-- DATA TO USE --
• • •
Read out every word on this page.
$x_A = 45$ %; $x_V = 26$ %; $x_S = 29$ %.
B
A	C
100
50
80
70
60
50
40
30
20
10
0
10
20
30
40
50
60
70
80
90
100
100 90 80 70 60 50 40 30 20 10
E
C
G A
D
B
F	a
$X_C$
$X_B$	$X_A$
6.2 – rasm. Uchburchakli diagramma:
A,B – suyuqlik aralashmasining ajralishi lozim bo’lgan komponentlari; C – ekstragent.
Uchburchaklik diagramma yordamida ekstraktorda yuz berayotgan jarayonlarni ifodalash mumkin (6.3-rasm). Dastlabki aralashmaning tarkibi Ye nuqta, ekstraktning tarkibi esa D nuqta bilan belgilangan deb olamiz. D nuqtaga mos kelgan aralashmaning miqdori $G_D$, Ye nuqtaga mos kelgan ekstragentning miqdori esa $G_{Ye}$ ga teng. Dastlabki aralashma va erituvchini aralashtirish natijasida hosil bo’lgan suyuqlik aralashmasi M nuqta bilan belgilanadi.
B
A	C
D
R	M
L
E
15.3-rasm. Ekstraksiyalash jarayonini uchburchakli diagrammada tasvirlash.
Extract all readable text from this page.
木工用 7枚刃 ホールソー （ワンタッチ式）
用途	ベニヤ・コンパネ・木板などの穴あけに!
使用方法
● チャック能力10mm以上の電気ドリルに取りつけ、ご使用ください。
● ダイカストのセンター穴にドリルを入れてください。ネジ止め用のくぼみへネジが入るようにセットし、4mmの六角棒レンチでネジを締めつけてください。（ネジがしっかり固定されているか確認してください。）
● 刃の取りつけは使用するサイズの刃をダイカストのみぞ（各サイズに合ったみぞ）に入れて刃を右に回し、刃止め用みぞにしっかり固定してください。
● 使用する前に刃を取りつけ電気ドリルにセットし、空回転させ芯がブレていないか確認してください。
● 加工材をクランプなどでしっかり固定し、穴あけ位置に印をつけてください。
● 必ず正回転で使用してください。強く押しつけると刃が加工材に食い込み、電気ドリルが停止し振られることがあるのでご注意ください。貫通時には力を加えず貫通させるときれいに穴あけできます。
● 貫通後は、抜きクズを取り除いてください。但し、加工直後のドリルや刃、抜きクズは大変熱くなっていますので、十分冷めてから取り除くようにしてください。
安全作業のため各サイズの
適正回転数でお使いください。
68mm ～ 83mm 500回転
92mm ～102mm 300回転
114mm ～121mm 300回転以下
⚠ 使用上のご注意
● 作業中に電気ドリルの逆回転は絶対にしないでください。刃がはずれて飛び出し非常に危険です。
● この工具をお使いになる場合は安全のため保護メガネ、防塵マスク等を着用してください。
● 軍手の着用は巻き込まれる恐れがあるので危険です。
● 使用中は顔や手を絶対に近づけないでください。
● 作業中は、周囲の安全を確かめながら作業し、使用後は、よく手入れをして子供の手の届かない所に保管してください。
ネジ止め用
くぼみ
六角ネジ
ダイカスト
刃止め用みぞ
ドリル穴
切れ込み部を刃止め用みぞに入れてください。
• • •
-- YOUR TASK --
Search the data for the word "this" and copy each line where it appears.

-- TASK SOLUTION --
Read out every word on this page.
Extract all readable text from this page.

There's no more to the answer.